• TRECHO DO DOCUMENTO
Comgás entra com representação no MP-SP contra máfia do gás natural veicular

11 novembro 13:36 2008

A Comgás (Companhia de Gás de São Paulo) ofereceu representação ao MP-SP (Ministério Público do Estado de São Paulo) para instauração de procedimento criminal em função de indícios de série de práticas fraudulentas que estariam tomando conta do mercado de gás natural veicular. A concessionária é a maior distribuidora de gás do país, responsável por aproximadamente 30% das vendas nacionais.


Investigações policiais apontam que os golpistas são funcionários de empresas terceirizadas responsáveis pela manutenção dos equipamentos, que adulteram o medidor de forma que os proprietários dos postos de combustíveis pagam por uma quantidade bem menor que a revendida. Os donos desses postos pagariam mensalidades aos fraudadores, proporcionais ao gás desviado.

• LISTAGEM
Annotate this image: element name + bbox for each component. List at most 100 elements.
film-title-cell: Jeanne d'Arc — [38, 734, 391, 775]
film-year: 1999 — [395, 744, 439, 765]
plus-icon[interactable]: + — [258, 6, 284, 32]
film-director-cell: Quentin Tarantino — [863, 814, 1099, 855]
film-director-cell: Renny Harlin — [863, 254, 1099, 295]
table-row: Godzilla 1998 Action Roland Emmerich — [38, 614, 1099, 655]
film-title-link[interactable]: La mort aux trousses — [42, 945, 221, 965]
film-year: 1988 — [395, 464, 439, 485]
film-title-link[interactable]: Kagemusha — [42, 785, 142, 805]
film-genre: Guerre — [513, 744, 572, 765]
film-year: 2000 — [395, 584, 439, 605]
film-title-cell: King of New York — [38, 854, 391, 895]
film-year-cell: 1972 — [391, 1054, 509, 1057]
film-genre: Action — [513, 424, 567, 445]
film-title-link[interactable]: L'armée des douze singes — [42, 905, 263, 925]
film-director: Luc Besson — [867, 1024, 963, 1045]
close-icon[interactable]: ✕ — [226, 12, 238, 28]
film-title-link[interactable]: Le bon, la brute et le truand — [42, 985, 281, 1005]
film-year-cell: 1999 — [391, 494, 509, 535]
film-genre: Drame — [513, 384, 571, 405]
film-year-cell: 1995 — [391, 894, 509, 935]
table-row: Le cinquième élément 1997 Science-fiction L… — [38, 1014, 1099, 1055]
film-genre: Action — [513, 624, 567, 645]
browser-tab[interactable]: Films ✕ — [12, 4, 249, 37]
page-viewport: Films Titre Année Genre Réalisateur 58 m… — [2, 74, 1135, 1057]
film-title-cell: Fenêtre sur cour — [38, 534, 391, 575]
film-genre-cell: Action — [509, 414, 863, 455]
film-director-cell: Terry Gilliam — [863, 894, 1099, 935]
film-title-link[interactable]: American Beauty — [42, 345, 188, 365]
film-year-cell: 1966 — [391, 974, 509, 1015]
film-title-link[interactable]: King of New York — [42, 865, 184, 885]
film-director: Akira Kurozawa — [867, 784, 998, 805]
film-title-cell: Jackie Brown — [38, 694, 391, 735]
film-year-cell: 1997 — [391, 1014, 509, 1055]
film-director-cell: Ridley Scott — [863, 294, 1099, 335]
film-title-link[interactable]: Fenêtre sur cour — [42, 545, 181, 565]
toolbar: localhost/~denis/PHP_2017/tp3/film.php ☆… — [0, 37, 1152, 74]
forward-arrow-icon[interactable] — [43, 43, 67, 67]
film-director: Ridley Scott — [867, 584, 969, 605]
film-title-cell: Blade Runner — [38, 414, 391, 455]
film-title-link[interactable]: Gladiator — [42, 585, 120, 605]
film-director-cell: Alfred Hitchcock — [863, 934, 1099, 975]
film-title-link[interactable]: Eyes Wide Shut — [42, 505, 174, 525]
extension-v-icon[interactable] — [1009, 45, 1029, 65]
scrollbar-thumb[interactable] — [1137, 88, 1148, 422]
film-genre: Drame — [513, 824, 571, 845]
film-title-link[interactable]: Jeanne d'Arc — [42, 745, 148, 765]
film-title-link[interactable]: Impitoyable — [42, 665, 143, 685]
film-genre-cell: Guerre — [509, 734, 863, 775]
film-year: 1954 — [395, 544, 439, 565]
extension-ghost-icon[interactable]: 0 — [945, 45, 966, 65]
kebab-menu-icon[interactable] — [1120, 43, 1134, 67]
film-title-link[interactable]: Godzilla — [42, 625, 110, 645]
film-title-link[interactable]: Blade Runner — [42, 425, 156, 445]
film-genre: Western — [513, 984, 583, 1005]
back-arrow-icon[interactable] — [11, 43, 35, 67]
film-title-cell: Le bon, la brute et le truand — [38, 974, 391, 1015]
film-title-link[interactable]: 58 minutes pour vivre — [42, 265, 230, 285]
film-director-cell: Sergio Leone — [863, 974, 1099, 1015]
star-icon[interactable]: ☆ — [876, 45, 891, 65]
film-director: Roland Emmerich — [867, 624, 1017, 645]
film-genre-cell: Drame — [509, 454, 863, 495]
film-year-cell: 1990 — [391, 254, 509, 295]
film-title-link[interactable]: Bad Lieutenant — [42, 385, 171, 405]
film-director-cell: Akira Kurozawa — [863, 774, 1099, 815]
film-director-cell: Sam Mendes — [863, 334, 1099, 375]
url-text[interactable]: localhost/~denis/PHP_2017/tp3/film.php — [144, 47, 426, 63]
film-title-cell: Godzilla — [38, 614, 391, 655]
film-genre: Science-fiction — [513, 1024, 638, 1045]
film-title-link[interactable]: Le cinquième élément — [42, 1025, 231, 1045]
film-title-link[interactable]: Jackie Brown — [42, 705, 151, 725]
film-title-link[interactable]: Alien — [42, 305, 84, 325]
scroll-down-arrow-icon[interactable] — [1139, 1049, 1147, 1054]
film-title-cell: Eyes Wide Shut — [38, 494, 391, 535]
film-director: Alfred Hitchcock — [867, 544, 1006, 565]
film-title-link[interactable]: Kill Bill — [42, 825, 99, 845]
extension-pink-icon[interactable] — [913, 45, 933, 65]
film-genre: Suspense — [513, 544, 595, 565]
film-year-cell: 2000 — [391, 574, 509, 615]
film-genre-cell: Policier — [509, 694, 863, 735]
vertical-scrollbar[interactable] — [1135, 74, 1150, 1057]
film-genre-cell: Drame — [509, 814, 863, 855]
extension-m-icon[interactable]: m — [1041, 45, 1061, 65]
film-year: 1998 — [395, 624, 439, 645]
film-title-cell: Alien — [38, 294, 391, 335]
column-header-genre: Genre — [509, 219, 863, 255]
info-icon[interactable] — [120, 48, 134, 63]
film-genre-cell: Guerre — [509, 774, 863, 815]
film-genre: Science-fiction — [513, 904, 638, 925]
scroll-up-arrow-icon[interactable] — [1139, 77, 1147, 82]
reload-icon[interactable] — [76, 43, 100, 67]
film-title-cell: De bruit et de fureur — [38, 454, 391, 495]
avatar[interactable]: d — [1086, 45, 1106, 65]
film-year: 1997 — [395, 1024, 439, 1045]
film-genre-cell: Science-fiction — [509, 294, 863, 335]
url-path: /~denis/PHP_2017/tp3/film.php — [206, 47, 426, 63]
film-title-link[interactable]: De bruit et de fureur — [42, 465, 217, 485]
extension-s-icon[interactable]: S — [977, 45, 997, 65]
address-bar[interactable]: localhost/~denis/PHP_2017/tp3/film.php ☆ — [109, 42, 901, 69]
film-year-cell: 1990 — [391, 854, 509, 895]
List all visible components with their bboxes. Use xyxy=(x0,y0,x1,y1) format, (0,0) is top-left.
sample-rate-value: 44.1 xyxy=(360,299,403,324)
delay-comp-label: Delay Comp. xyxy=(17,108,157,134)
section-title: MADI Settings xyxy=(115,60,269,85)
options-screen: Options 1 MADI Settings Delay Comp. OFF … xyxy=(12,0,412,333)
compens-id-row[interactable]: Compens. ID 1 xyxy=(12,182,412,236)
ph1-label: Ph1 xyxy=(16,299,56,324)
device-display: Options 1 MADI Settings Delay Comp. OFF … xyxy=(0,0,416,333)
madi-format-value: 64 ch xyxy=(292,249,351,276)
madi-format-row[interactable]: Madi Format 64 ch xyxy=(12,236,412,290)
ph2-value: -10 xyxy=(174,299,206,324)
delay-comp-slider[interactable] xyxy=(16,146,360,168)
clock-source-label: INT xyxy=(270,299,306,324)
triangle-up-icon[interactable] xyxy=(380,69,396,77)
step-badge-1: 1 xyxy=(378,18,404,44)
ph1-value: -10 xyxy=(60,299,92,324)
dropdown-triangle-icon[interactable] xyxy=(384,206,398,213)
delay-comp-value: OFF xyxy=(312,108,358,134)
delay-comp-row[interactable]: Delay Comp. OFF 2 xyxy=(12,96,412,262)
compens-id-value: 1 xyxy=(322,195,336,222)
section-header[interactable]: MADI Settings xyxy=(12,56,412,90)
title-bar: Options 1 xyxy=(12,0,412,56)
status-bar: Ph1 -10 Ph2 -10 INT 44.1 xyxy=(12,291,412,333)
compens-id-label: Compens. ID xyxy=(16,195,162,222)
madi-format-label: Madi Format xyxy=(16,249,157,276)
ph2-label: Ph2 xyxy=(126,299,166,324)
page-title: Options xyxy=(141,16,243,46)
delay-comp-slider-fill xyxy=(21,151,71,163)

• PERGUNTAS
a) Devolva o trecho da notícia que vai de "11 novembro 13:36" até "ao gás desviado.", inclusive.
b) Segundo a notícia, por qual parcela das vendas nacionais de gás a Comgás é responsável?
A listagem não é necessária para estas tarefas.

• RESPOSTAS POR TAREFA
a)
11 novembro 13:36 2008

A Comgás (Companhia de Gás de São Paulo) ofereceu representação ao MP-SP (Ministério Público do Estado de São Paulo) para instauração de procedimento criminal em função de indícios de série de práticas fraudulentas que estariam tomando conta do mercado de gás natural veicular. A concessionária é a maior distribuidora de gás do país, responsável por aproximadamente 30% das vendas nacionais.


Investigações policiais apontam que os golpistas são funcionários de empresas terceirizadas responsáveis pela manutenção dos equipamentos, que adulteram o medidor de forma que os proprietários dos postos de combustíveis pagam por uma quantidade bem menor que a revendida. Os donos desses postos pagariam mensalidades aos fraudadores, proporcionais ao gás desviado.

b) Por aproximadamente 30% das vendas nacionais.